**PROBLEM REQUIREMENTS**
Your task is to print every entry below exactly as given.

**SUPPLIED DATA**
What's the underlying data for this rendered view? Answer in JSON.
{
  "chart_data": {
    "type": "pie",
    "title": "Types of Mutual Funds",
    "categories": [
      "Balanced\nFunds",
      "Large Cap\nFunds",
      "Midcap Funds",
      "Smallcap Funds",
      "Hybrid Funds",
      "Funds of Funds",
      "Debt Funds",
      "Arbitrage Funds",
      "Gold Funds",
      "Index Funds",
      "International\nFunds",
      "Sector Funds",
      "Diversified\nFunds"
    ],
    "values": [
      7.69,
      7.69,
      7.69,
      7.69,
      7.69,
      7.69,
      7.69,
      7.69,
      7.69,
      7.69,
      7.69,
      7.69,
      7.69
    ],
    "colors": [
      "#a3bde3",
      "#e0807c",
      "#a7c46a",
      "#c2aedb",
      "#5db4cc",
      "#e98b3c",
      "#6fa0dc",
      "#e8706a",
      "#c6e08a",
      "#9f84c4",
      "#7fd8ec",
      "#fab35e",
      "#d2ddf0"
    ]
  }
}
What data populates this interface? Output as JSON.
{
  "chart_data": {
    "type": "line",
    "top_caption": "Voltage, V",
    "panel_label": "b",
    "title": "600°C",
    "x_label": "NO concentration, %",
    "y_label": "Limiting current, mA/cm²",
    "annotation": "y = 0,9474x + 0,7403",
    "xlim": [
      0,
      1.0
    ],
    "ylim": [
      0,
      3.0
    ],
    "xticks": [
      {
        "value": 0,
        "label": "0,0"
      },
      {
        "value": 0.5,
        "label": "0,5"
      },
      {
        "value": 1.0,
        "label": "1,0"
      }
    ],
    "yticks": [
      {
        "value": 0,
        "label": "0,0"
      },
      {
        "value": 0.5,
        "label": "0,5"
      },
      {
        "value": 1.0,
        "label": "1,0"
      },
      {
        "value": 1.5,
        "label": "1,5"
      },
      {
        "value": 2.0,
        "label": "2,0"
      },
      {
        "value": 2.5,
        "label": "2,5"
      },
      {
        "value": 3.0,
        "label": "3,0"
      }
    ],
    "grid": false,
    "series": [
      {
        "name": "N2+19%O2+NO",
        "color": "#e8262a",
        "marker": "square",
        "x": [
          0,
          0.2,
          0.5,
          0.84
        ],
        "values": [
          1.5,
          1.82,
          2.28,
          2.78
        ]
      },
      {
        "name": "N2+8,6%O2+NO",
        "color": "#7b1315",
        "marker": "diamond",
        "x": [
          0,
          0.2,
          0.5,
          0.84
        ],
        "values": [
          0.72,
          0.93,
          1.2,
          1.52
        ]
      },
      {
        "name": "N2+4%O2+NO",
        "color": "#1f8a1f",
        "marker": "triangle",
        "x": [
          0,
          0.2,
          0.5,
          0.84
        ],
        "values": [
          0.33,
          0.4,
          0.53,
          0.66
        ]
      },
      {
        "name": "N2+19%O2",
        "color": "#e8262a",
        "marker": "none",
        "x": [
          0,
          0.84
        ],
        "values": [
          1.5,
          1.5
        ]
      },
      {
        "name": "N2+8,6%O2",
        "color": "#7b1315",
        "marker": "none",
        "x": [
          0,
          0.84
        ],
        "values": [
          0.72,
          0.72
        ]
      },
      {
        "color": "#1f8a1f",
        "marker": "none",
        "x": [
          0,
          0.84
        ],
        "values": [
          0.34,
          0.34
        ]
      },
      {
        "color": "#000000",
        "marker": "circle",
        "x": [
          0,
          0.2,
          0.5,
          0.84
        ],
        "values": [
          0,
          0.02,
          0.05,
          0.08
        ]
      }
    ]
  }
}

**WORKED ANSWER**
What's the underlying data for this rendered view? Answer in JSON.
{
  "chart_data": {
    "type": "pie",
    "title": "Types of Mutual Funds",
    "categories": [
      "Balanced\nFunds",
      "Large Cap\nFunds",
      "Midcap Funds",
      "Smallcap Funds",
      "Hybrid Funds",
      "Funds of Funds",
      "Debt Funds",
      "Arbitrage Funds",
      "Gold Funds",
      "Index Funds",
      "International\nFunds",
      "Sector Funds",
      "Diversified\nFunds"
    ],
    "values": [
      7.69,
      7.69,
      7.69,
      7.69,
      7.69,
      7.69,
      7.69,
      7.69,
      7.69,
      7.69,
      7.69,
      7.69,
      7.69
    ],
    "colors": [
      "#a3bde3",
      "#e0807c",
      "#a7c46a",
      "#c2aedb",
      "#5db4cc",
      "#e98b3c",
      "#6fa0dc",
      "#e8706a",
      "#c6e08a",
      "#9f84c4",
      "#7fd8ec",
      "#fab35e",
      "#d2ddf0"
    ]
  }
}
What data populates this interface? Output as JSON.
{
  "chart_data": {
    "type": "line",
    "top_caption": "Voltage, V",
    "panel_label": "b",
    "title": "600°C",
    "x_label": "NO concentration, %",
    "y_label": "Limiting current, mA/cm²",
    "annotation": "y = 0,9474x + 0,7403",
    "xlim": [
      0,
      1.0
    ],
    "ylim": [
      0,
      3.0
    ],
    "xticks": [
      {
        "value": 0,
        "label": "0,0"
      },
      {
        "value": 0.5,
        "label": "0,5"
      },
      {
        "value": 1.0,
        "label": "1,0"
      }
    ],
    "yticks": [
      {
        "value": 0,
        "label": "0,0"
      },
      {
        "value": 0.5,
        "label": "0,5"
      },
      {
        "value": 1.0,
        "label": "1,0"
      },
      {
        "value": 1.5,
        "label": "1,5"
      },
      {
        "value": 2.0,
        "label": "2,0"
      },
      {
        "value": 2.5,
        "label": "2,5"
      },
      {
        "value": 3.0,
        "label": "3,0"
      }
    ],
    "grid": false,
    "series": [
      {
        "name": "N2+19%O2+NO",
        "color": "#e8262a",
        "marker": "square",
        "x": [
          0,
          0.2,
          0.5,
          0.84
        ],
        "values": [
          1.5,
          1.82,
          2.28,
          2.78
        ]
      },
      {
        "name": "N2+8,6%O2+NO",
        "color": "#7b1315",
        "marker": "diamond",
        "x": [
          0,
          0.2,
          0.5,
          0.84
        ],
        "values": [
          0.72,
          0.93,
          1.2,
          1.52
        ]
      },
      {
        "name": "N2+4%O2+NO",
        "color": "#1f8a1f",
        "marker": "triangle",
        "x": [
          0,
          0.2,
          0.5,
          0.84
        ],
        "values": [
          0.33,
          0.4,
          0.53,
          0.66
        ]
      },
      {
        "name": "N2+19%O2",
        "color": "#e8262a",
        "marker": "none",
        "x": [
          0,
          0.84
        ],
        "values": [
          1.5,
          1.5
        ]
      },
      {
        "name": "N2+8,6%O2",
        "color": "#7b1315",
        "marker": "none",
        "x": [
          0,
          0.84
        ],
        "values": [
          0.72,
          0.72
        ]
      },
      {
        "color": "#1f8a1f",
        "marker": "none",
        "x": [
          0,
          0.84
        ],
        "values": [
          0.34,
          0.34
        ]
      },
      {
        "color": "#000000",
        "marker": "circle",
        "x": [
          0,
          0.2,
          0.5,
          0.84
        ],
        "values": [
          0,
          0.02,
          0.05,
          0.08
        ]
      }
    ]
  }
}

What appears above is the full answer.